OBJECTIVE – Skip the images. Copy the records exactly as written.

THE INPUT –
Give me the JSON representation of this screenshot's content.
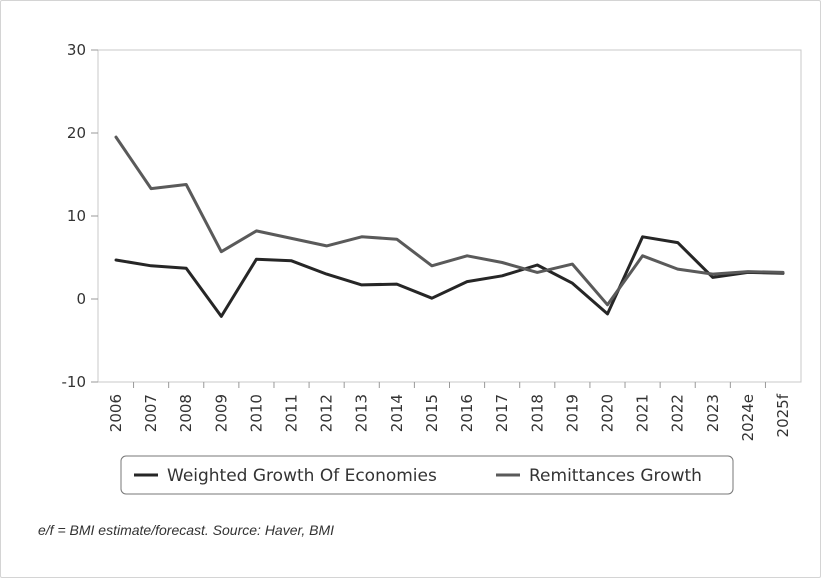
{
  "chart_data": {
    "type": "line",
    "categories": [
      "2006",
      "2007",
      "2008",
      "2009",
      "2010",
      "2011",
      "2012",
      "2013",
      "2014",
      "2015",
      "2016",
      "2017",
      "2018",
      "2019",
      "2020",
      "2021",
      "2022",
      "2023",
      "2024e",
      "2025f"
    ],
    "series": [
      {
        "name": "Weighted Growth Of Economies",
        "color": "#262626",
        "values": [
          4.7,
          4.0,
          3.7,
          -2.1,
          4.8,
          4.6,
          3.0,
          1.7,
          1.8,
          0.1,
          2.1,
          2.8,
          4.1,
          1.9,
          -1.8,
          7.5,
          6.8,
          2.6,
          3.2,
          3.1
        ]
      },
      {
        "name": "Remittances Growth",
        "color": "#5a5a5a",
        "values": [
          19.5,
          13.3,
          13.8,
          5.7,
          8.2,
          7.3,
          6.4,
          7.5,
          7.2,
          4.0,
          5.2,
          4.4,
          3.2,
          4.2,
          -0.7,
          5.2,
          3.6,
          3.0,
          3.3,
          3.2
        ]
      }
    ],
    "ylim": [
      -10,
      30
    ],
    "yticks": [
      30,
      20,
      10,
      0,
      -10
    ],
    "xlabel": "",
    "ylabel": "",
    "grid": false,
    "legend_position": "bottom"
  },
  "footnote": "e/f = BMI estimate/forecast. Source: Haver, BMI"
}
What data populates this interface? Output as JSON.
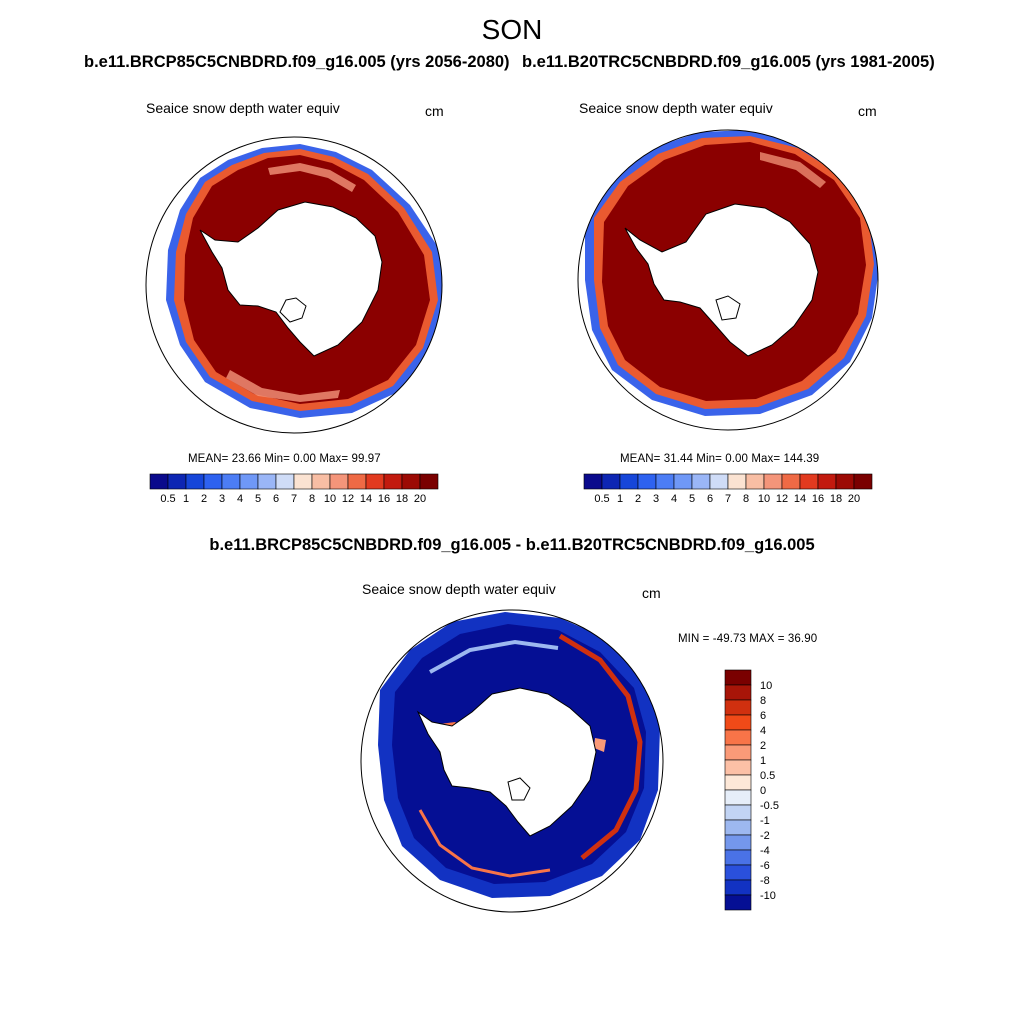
{
  "title": "SON",
  "run_titles": {
    "left": "b.e11.BRCP85C5CNBDRD.f09_g16.005 (yrs 2056-2080)",
    "right": "b.e11.B20TRC5CNBDRD.f09_g16.005 (yrs 1981-2005)"
  },
  "panels": {
    "top_left": {
      "variable": "Seaice snow depth water equiv",
      "units": "cm",
      "stats": "MEAN=  23.66  Min=   0.00  Max=  99.97"
    },
    "top_right": {
      "variable": "Seaice snow depth water equiv",
      "units": "cm",
      "stats": "MEAN=  31.44  Min=   0.00  Max= 144.39"
    },
    "bottom": {
      "title": "b.e11.BRCP85C5CNBDRD.f09_g16.005 - b.e11.B20TRC5CNBDRD.f09_g16.005",
      "variable": "Seaice snow depth water equiv",
      "units": "cm",
      "stats": "MIN = -49.73 MAX =  36.90"
    }
  },
  "colorbar_top": {
    "labels": [
      "0.5",
      "1",
      "2",
      "3",
      "4",
      "5",
      "6",
      "7",
      "8",
      "10",
      "12",
      "14",
      "16",
      "18",
      "20"
    ],
    "colors": [
      "#0a0a8c",
      "#0d26b3",
      "#1646d9",
      "#2e62f0",
      "#4c7df5",
      "#6f98f7",
      "#9ab6f7",
      "#cfdcf7",
      "#fbe3d2",
      "#f8bea4",
      "#f4957a",
      "#ef6a45",
      "#e23a1f",
      "#c21a0e",
      "#9c0a04",
      "#7a0000"
    ]
  },
  "colorbar_diff": {
    "labels": [
      "10",
      "8",
      "6",
      "4",
      "2",
      "1",
      "0.5",
      "0",
      "-0.5",
      "-1",
      "-2",
      "-4",
      "-6",
      "-8",
      "-10"
    ],
    "colors": [
      "#7a0000",
      "#a81508",
      "#d0300f",
      "#f04a18",
      "#f87448",
      "#fa9a78",
      "#fcc0a6",
      "#fde8d8",
      "#e6eef9",
      "#c2d4f4",
      "#9db8f0",
      "#7497ec",
      "#4a72e6",
      "#2a50dc",
      "#1232c2",
      "#050f94"
    ]
  }
}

TASK OUTPUT –
Give me the JSON representation of this screenshot's content.
{
  "chart_data": {
    "type": "line",
    "categories": [
      "2006",
      "2007",
      "2008",
      "2009",
      "2010",
      "2011",
      "2012",
      "2013",
      "2014",
      "2015",
      "2016",
      "2017",
      "2018",
      "2019",
      "2020",
      "2021",
      "2022",
      "2023",
      "2024e",
      "2025f"
    ],
    "series": [
      {
        "name": "Weighted Growth Of Economies",
        "color": "#262626",
        "values": [
          4.7,
          4.0,
          3.7,
          -2.1,
          4.8,
          4.6,
          3.0,
          1.7,
          1.8,
          0.1,
          2.1,
          2.8,
          4.1,
          1.9,
          -1.8,
          7.5,
          6.8,
          2.6,
          3.2,
          3.1
        ]
      },
      {
        "name": "Remittances Growth",
        "color": "#5a5a5a",
        "values": [
          19.5,
          13.3,
          13.8,
          5.7,
          8.2,
          7.3,
          6.4,
          7.5,
          7.2,
          4.0,
          5.2,
          4.4,
          3.2,
          4.2,
          -0.7,
          5.2,
          3.6,
          3.0,
          3.3,
          3.2
        ]
      }
    ],
    "ylim": [
      -10,
      30
    ],
    "yticks": [
      30,
      20,
      10,
      0,
      -10
    ],
    "xlabel": "",
    "ylabel": "",
    "grid": false,
    "legend_position": "bottom"
  },
  "footnote": "e/f = BMI estimate/forecast. Source: Haver, BMI"
}
What data populates this interface? Output as JSON.
{
  "title": "SON",
  "run_titles": {
    "left": "b.e11.BRCP85C5CNBDRD.f09_g16.005 (yrs 2056-2080)",
    "right": "b.e11.B20TRC5CNBDRD.f09_g16.005 (yrs 1981-2005)"
  },
  "panels": {
    "top_left": {
      "variable": "Seaice snow depth water equiv",
      "units": "cm",
      "stats": "MEAN=  23.66  Min=   0.00  Max=  99.97"
    },
    "top_right": {
      "variable": "Seaice snow depth water equiv",
      "units": "cm",
      "stats": "MEAN=  31.44  Min=   0.00  Max= 144.39"
    },
    "bottom": {
      "title": "b.e11.BRCP85C5CNBDRD.f09_g16.005 - b.e11.B20TRC5CNBDRD.f09_g16.005",
      "variable": "Seaice snow depth water equiv",
      "units": "cm",
      "stats": "MIN = -49.73 MAX =  36.90"
    }
  },
  "colorbar_top": {
    "labels": [
      "0.5",
      "1",
      "2",
      "3",
      "4",
      "5",
      "6",
      "7",
      "8",
      "10",
      "12",
      "14",
      "16",
      "18",
      "20"
    ],
    "colors": [
      "#0a0a8c",
      "#0d26b3",
      "#1646d9",
      "#2e62f0",
      "#4c7df5",
      "#6f98f7",
      "#9ab6f7",
      "#cfdcf7",
      "#fbe3d2",
      "#f8bea4",
      "#f4957a",
      "#ef6a45",
      "#e23a1f",
      "#c21a0e",
      "#9c0a04",
      "#7a0000"
    ]
  },
  "colorbar_diff": {
    "labels": [
      "10",
      "8",
      "6",
      "4",
      "2",
      "1",
      "0.5",
      "0",
      "-0.5",
      "-1",
      "-2",
      "-4",
      "-6",
      "-8",
      "-10"
    ],
    "colors": [
      "#7a0000",
      "#a81508",
      "#d0300f",
      "#f04a18",
      "#f87448",
      "#fa9a78",
      "#fcc0a6",
      "#fde8d8",
      "#e6eef9",
      "#c2d4f4",
      "#9db8f0",
      "#7497ec",
      "#4a72e6",
      "#2a50dc",
      "#1232c2",
      "#050f94"
    ]
  }
}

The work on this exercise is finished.